Instructions to follow:
Gather up every line that includes the string "document".

Recorded information:
· · ·

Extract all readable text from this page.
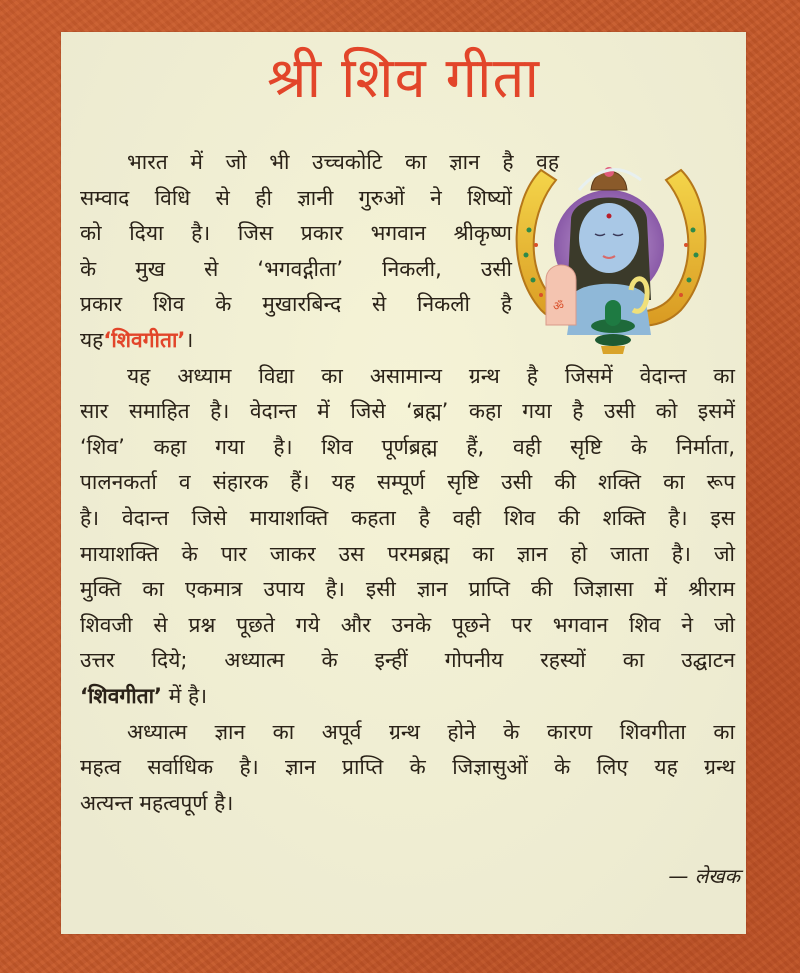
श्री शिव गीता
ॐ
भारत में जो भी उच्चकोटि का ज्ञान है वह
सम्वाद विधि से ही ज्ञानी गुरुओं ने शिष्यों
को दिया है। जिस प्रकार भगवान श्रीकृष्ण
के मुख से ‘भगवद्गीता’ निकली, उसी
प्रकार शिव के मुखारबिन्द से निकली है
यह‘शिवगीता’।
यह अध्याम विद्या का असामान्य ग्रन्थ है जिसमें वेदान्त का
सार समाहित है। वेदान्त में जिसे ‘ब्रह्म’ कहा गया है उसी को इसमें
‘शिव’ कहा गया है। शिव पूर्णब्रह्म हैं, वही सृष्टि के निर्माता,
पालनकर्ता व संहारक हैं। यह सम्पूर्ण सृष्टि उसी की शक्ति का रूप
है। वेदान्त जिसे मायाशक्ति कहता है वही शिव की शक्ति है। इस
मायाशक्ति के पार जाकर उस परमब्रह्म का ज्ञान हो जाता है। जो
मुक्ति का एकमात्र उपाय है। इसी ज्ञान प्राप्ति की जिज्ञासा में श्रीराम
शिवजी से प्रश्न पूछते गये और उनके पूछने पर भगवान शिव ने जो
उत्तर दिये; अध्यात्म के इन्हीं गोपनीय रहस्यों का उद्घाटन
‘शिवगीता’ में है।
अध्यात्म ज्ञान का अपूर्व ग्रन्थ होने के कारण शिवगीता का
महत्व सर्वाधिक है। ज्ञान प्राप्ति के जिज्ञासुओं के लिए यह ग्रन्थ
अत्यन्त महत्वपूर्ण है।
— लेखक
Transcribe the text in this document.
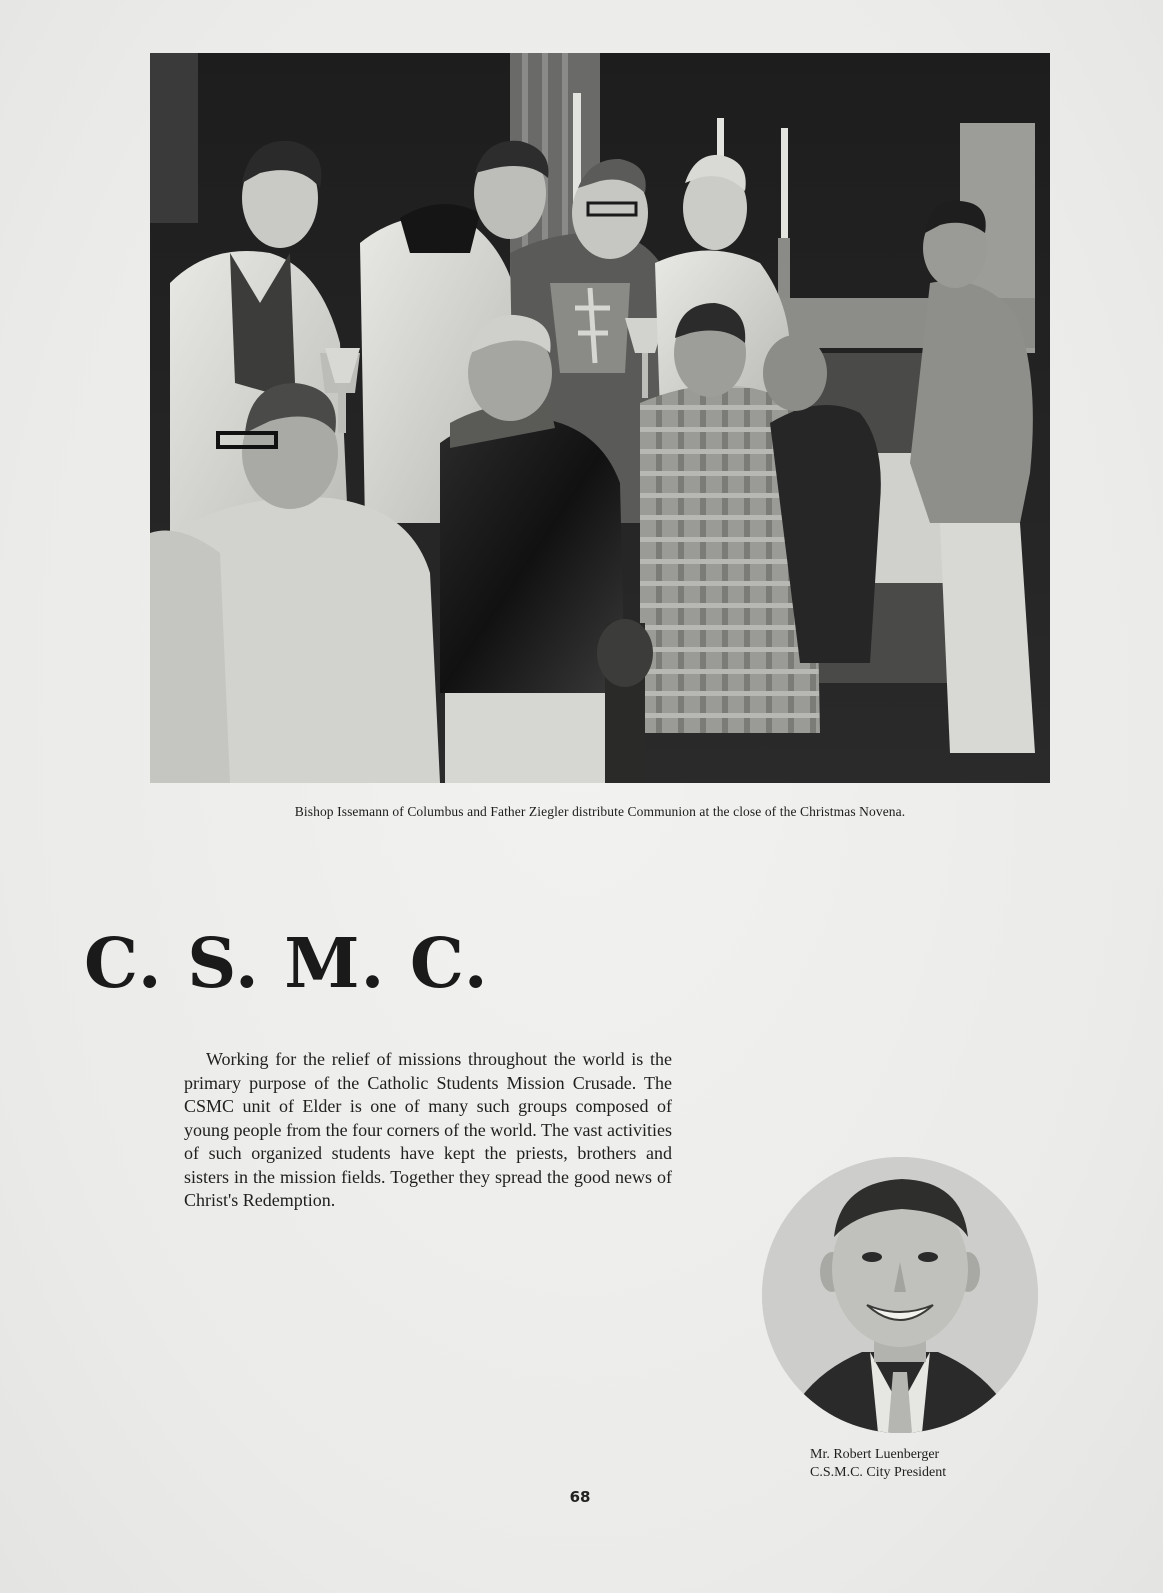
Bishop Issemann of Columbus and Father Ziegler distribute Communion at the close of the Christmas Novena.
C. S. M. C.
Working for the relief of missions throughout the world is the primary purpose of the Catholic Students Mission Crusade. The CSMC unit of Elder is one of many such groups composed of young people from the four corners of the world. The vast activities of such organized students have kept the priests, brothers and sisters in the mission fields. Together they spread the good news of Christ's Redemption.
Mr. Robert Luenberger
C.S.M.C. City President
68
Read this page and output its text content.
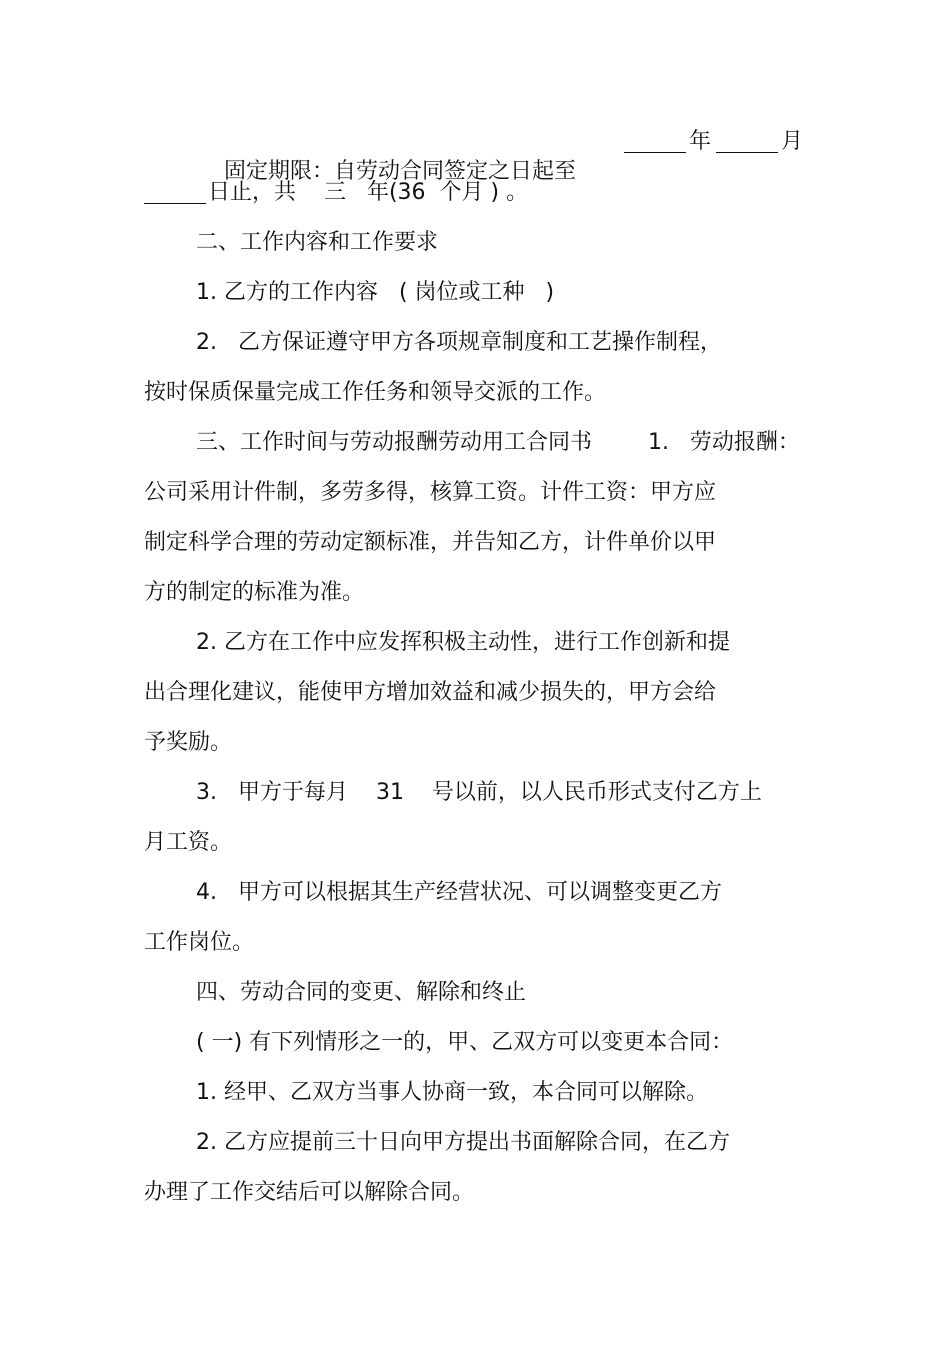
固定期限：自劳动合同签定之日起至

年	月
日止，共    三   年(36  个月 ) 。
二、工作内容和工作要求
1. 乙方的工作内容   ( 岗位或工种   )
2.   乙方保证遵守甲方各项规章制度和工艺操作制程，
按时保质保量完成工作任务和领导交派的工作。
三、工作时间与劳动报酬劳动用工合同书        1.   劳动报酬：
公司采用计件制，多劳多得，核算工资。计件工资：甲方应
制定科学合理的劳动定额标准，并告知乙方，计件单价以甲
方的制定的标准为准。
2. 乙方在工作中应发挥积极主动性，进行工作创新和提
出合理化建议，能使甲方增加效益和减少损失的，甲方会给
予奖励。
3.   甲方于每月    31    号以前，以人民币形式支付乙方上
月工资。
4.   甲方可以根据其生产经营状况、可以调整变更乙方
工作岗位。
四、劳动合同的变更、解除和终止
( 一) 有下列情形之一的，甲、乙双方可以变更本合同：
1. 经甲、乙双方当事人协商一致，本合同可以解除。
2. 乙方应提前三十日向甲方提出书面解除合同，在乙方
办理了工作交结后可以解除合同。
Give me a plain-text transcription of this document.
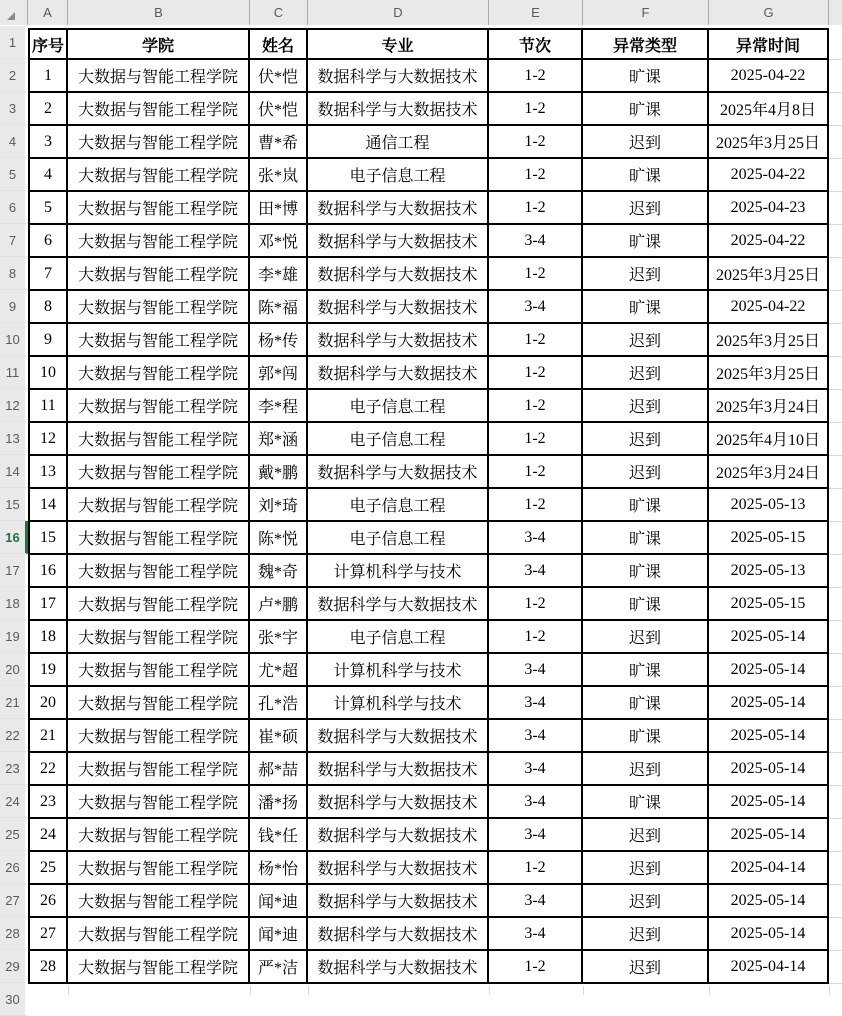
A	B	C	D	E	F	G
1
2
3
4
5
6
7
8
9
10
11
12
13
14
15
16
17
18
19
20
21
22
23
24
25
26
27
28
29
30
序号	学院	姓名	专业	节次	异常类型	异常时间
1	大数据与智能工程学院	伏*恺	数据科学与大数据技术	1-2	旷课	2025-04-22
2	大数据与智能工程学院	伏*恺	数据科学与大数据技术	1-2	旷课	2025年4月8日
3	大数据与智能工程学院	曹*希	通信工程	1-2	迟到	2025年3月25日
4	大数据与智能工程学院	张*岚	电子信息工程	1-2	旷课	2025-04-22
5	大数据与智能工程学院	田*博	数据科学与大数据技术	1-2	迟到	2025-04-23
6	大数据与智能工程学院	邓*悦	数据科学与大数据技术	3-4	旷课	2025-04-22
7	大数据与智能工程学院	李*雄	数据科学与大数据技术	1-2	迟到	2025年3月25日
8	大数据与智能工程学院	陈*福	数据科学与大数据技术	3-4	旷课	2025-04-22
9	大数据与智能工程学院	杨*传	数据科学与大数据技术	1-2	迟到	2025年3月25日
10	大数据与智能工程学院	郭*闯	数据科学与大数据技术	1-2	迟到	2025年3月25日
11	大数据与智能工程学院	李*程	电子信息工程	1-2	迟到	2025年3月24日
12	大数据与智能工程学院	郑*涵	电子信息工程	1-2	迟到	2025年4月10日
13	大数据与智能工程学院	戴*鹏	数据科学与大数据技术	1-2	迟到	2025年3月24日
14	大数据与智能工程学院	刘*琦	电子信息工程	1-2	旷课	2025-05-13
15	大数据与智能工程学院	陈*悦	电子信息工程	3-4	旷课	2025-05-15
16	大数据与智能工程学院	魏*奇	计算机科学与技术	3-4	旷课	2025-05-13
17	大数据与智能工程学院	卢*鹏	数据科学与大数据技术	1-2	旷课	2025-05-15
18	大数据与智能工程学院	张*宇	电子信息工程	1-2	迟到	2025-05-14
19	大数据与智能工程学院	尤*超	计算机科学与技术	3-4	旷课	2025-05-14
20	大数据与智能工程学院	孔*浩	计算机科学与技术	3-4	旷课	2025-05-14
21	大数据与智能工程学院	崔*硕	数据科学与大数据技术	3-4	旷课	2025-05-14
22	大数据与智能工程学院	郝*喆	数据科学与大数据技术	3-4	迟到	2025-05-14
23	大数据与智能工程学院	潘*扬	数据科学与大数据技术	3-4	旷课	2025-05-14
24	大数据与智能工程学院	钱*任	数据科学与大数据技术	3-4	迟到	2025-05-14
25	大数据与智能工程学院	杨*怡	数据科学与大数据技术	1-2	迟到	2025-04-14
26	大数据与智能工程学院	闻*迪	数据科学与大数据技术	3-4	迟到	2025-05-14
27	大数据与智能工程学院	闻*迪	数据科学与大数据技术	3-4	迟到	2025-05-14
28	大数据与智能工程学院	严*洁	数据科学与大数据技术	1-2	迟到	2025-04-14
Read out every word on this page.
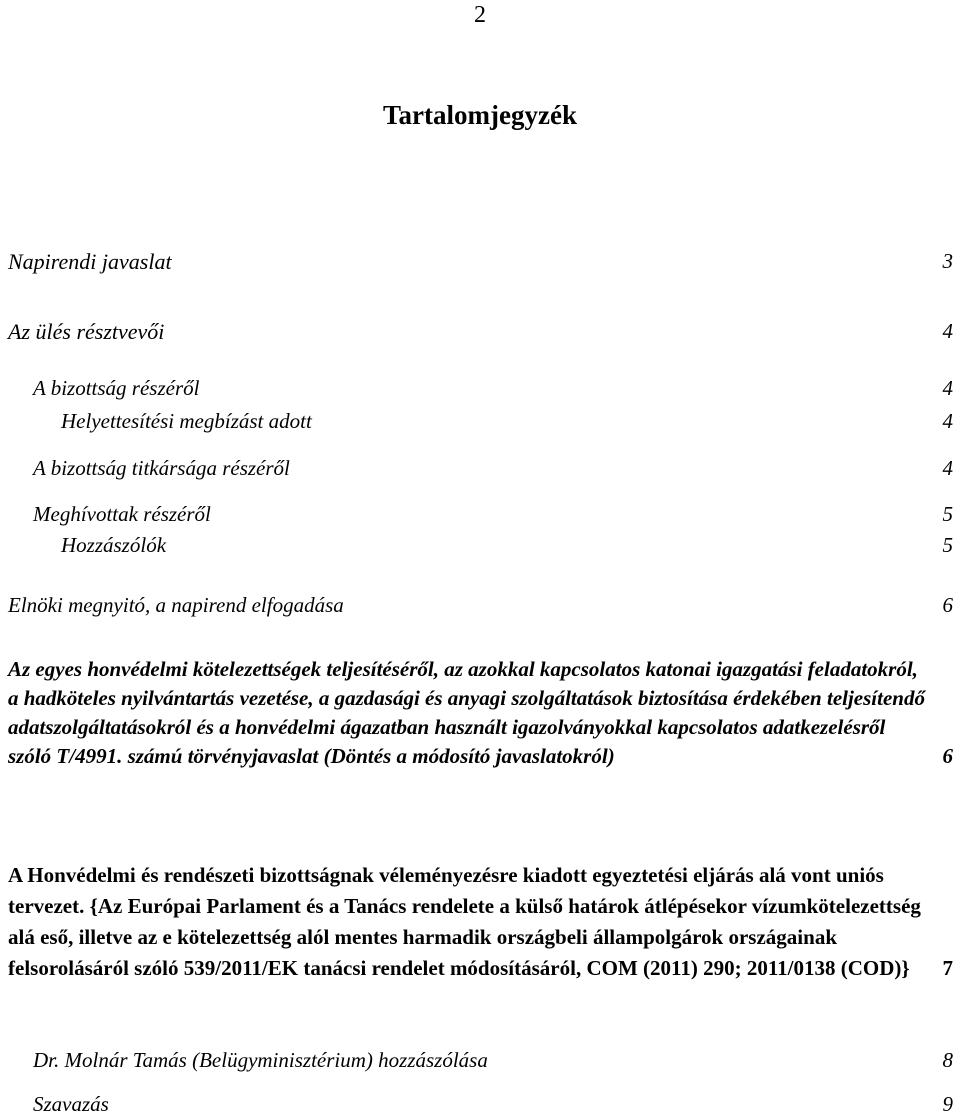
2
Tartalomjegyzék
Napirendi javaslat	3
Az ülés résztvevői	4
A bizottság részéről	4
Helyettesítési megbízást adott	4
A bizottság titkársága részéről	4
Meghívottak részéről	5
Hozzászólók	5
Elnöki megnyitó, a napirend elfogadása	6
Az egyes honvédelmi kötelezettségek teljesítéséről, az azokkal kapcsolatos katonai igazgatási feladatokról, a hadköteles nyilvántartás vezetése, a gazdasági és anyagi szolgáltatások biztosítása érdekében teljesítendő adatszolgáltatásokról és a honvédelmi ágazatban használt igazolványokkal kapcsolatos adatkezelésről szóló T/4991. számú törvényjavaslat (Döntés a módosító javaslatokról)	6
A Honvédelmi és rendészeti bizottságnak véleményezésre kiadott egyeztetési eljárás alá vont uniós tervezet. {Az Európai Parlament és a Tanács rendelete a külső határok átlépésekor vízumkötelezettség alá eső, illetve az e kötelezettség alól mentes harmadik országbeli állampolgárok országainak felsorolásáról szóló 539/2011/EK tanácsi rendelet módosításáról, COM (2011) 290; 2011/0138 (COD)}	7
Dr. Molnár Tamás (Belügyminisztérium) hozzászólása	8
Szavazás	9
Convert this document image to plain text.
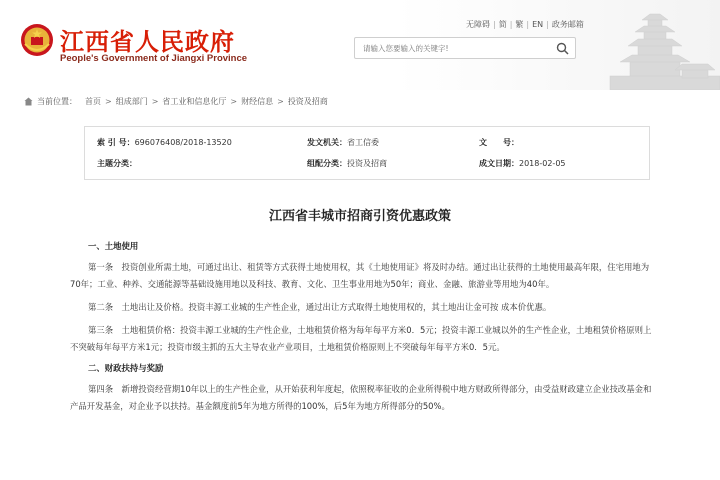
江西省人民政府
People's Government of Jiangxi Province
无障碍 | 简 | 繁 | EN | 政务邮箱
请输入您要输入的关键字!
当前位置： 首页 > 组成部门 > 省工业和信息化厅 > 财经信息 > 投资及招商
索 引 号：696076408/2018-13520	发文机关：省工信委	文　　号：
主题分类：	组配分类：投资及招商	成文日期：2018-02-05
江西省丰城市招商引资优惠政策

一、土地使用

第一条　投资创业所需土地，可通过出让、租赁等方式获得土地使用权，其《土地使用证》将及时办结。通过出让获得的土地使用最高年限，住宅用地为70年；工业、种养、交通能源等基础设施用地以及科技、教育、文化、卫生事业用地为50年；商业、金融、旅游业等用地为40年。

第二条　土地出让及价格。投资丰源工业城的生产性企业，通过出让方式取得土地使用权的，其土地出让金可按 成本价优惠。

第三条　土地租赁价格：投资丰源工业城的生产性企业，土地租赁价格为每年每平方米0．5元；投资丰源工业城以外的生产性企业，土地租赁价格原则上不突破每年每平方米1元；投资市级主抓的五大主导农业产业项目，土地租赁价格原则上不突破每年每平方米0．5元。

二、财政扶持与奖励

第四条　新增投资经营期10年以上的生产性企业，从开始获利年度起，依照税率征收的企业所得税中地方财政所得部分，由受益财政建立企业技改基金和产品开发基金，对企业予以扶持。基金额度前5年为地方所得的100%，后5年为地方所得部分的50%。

· · ·

Result for this task:
Transcribe the text in this document.
Give me a plain-text transcription of this document.
Convert this document image to plain text.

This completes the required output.